**OBJECTIVE**. Copy every line of the entries that includes the word "Monat".

**DATA RECORDS**.
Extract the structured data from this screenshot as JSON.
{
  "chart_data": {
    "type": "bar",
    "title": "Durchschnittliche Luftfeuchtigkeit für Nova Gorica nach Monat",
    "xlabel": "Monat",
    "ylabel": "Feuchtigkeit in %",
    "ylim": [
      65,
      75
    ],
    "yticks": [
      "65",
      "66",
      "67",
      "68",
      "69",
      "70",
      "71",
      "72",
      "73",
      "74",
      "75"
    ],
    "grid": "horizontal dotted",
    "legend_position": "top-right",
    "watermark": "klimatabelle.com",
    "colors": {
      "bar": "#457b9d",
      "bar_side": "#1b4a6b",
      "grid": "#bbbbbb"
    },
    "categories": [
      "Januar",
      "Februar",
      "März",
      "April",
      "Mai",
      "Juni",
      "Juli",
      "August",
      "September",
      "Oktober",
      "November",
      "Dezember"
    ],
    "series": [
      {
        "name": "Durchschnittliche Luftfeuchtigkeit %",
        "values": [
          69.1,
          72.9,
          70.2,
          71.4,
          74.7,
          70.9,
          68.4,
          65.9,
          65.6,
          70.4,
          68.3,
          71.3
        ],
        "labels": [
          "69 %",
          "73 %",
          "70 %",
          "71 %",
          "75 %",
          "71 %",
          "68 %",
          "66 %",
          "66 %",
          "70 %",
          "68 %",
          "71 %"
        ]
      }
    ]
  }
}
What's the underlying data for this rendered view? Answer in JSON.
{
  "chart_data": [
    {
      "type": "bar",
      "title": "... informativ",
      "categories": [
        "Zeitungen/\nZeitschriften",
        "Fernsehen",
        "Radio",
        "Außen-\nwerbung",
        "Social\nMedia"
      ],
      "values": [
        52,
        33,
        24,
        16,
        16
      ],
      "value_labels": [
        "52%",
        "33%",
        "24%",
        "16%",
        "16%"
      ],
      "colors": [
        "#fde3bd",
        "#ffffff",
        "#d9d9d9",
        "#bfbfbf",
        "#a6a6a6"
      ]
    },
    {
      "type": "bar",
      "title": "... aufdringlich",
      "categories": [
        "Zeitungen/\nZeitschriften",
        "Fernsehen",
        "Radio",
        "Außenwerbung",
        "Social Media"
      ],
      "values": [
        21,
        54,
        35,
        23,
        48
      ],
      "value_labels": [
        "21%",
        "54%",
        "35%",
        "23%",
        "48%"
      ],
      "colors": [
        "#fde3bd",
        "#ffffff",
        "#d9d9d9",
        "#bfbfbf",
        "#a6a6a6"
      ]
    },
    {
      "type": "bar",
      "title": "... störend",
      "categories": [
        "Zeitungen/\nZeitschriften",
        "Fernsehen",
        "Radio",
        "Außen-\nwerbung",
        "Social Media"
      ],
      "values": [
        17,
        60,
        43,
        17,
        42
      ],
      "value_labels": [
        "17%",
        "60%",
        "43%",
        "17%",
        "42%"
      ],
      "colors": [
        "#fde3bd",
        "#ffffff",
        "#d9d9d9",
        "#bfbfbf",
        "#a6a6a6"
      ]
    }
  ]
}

**EXERCISE RESPONSE**.
    "title": "Durchschnittliche Luftfeuchtigkeit für Nova Gorica nach Monat",
    "xlabel": "Monat",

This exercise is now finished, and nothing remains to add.